-- Begin Data --

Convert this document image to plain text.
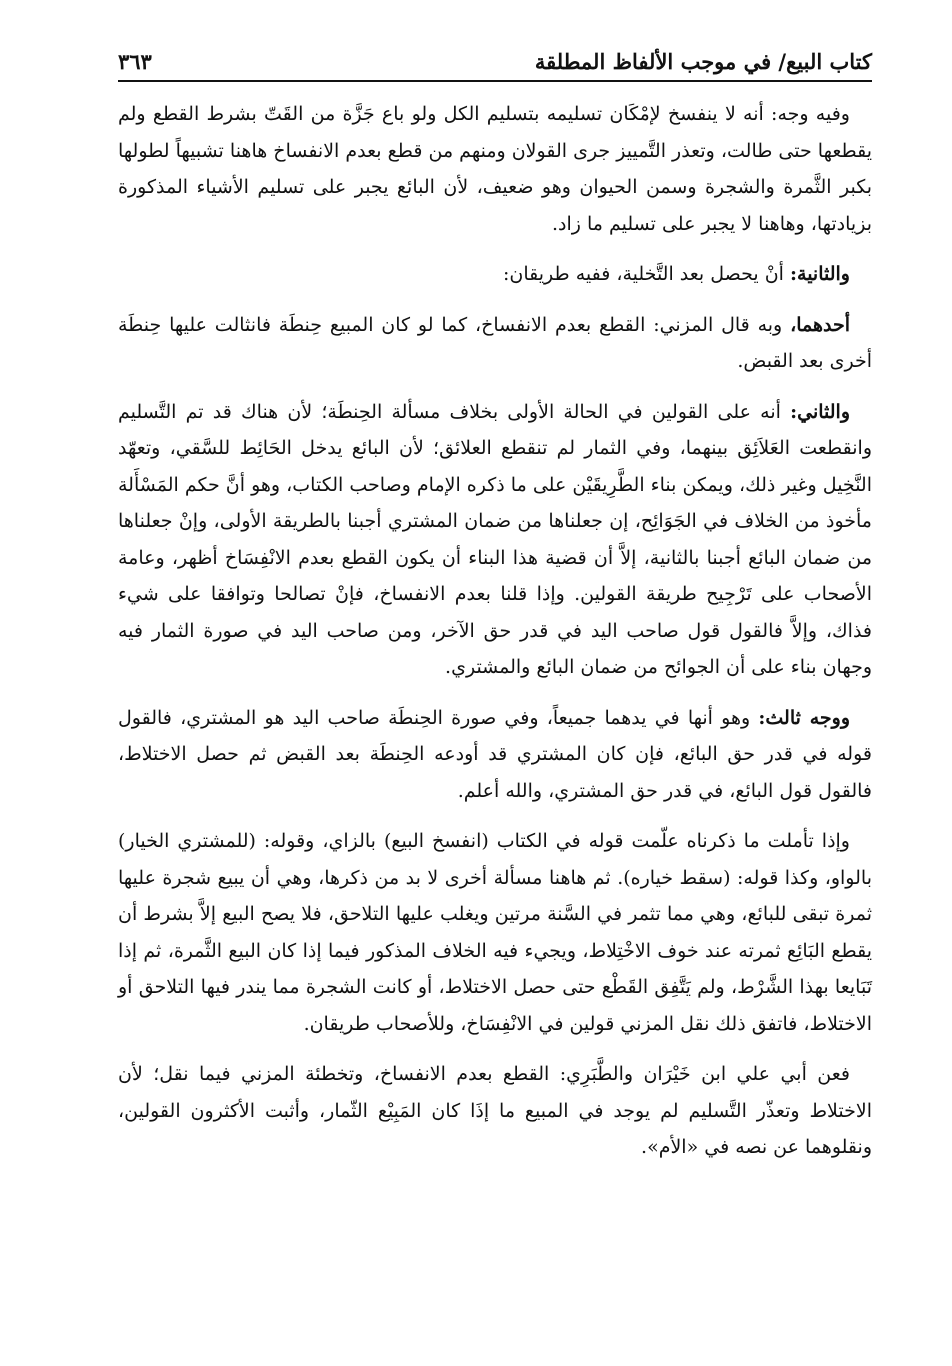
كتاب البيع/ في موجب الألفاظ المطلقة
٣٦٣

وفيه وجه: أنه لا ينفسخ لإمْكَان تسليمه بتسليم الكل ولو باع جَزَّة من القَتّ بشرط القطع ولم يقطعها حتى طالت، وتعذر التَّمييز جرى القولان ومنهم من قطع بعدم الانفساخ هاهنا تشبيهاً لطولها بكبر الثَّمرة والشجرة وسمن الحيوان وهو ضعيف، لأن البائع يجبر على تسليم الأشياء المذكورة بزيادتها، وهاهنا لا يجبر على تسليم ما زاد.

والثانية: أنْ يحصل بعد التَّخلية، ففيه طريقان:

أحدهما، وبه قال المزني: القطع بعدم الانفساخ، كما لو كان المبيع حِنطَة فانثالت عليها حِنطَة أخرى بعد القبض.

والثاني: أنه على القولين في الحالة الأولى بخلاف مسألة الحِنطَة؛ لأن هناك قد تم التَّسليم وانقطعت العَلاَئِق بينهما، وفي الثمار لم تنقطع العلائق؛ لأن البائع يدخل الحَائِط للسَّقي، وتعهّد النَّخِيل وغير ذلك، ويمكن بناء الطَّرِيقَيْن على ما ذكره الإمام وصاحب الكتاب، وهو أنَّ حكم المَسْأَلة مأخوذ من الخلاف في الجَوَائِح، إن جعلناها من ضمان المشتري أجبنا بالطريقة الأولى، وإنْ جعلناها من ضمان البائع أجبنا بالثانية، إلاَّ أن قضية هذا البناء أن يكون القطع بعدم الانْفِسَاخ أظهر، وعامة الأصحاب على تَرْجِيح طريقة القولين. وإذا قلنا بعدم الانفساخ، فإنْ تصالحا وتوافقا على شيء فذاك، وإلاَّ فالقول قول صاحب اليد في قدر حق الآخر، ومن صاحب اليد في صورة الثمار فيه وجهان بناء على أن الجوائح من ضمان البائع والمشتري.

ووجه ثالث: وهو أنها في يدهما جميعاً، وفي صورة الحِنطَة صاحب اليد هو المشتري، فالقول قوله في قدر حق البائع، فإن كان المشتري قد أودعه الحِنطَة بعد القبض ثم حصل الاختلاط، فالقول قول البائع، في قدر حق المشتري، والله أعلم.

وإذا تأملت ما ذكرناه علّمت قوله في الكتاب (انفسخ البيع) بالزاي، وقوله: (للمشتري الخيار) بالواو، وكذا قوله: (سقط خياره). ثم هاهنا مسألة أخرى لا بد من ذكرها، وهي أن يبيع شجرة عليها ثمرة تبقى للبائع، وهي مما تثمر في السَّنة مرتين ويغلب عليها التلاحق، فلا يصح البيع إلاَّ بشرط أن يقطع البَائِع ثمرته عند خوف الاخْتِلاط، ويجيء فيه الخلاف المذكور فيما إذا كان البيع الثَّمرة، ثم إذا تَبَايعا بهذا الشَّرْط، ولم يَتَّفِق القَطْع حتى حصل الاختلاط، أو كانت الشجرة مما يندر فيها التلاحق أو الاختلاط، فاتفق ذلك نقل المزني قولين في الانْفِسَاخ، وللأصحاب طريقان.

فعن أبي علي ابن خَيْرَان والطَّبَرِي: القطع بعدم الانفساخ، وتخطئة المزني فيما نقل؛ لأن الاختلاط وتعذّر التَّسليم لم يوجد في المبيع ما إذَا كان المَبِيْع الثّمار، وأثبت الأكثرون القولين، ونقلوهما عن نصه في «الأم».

-- End Data --

=== Problem requirements ===
Reproduce all of the entries word for word, skipping any pictures they hold.

=== The response ===
Convert this document image to plain text.
كتاب البيع/ في موجب الألفاظ المطلقة
٣٦٣

وفيه وجه: أنه لا ينفسخ لإمْكَان تسليمه بتسليم الكل ولو باع جَزَّة من القَتّ بشرط القطع ولم يقطعها حتى طالت، وتعذر التَّمييز جرى القولان ومنهم من قطع بعدم الانفساخ هاهنا تشبيهاً لطولها بكبر الثَّمرة والشجرة وسمن الحيوان وهو ضعيف، لأن البائع يجبر على تسليم الأشياء المذكورة بزيادتها، وهاهنا لا يجبر على تسليم ما زاد.

والثانية: أنْ يحصل بعد التَّخلية، ففيه طريقان:

أحدهما، وبه قال المزني: القطع بعدم الانفساخ، كما لو كان المبيع حِنطَة فانثالت عليها حِنطَة أخرى بعد القبض.

والثاني: أنه على القولين في الحالة الأولى بخلاف مسألة الحِنطَة؛ لأن هناك قد تم التَّسليم وانقطعت العَلاَئِق بينهما، وفي الثمار لم تنقطع العلائق؛ لأن البائع يدخل الحَائِط للسَّقي، وتعهّد النَّخِيل وغير ذلك، ويمكن بناء الطَّرِيقَيْن على ما ذكره الإمام وصاحب الكتاب، وهو أنَّ حكم المَسْأَلة مأخوذ من الخلاف في الجَوَائِح، إن جعلناها من ضمان المشتري أجبنا بالطريقة الأولى، وإنْ جعلناها من ضمان البائع أجبنا بالثانية، إلاَّ أن قضية هذا البناء أن يكون القطع بعدم الانْفِسَاخ أظهر، وعامة الأصحاب على تَرْجِيح طريقة القولين. وإذا قلنا بعدم الانفساخ، فإنْ تصالحا وتوافقا على شيء فذاك، وإلاَّ فالقول قول صاحب اليد في قدر حق الآخر، ومن صاحب اليد في صورة الثمار فيه وجهان بناء على أن الجوائح من ضمان البائع والمشتري.

ووجه ثالث: وهو أنها في يدهما جميعاً، وفي صورة الحِنطَة صاحب اليد هو المشتري، فالقول قوله في قدر حق البائع، فإن كان المشتري قد أودعه الحِنطَة بعد القبض ثم حصل الاختلاط، فالقول قول البائع، في قدر حق المشتري، والله أعلم.

وإذا تأملت ما ذكرناه علّمت قوله في الكتاب (انفسخ البيع) بالزاي، وقوله: (للمشتري الخيار) بالواو، وكذا قوله: (سقط خياره). ثم هاهنا مسألة أخرى لا بد من ذكرها، وهي أن يبيع شجرة عليها ثمرة تبقى للبائع، وهي مما تثمر في السَّنة مرتين ويغلب عليها التلاحق، فلا يصح البيع إلاَّ بشرط أن يقطع البَائِع ثمرته عند خوف الاخْتِلاط، ويجيء فيه الخلاف المذكور فيما إذا كان البيع الثَّمرة، ثم إذا تَبَايعا بهذا الشَّرْط، ولم يَتَّفِق القَطْع حتى حصل الاختلاط، أو كانت الشجرة مما يندر فيها التلاحق أو الاختلاط، فاتفق ذلك نقل المزني قولين في الانْفِسَاخ، وللأصحاب طريقان.

فعن أبي علي ابن خَيْرَان والطَّبَرِي: القطع بعدم الانفساخ، وتخطئة المزني فيما نقل؛ لأن الاختلاط وتعذّر التَّسليم لم يوجد في المبيع ما إذَا كان المَبِيْع الثّمار، وأثبت الأكثرون القولين، ونقلوهما عن نصه في «الأم».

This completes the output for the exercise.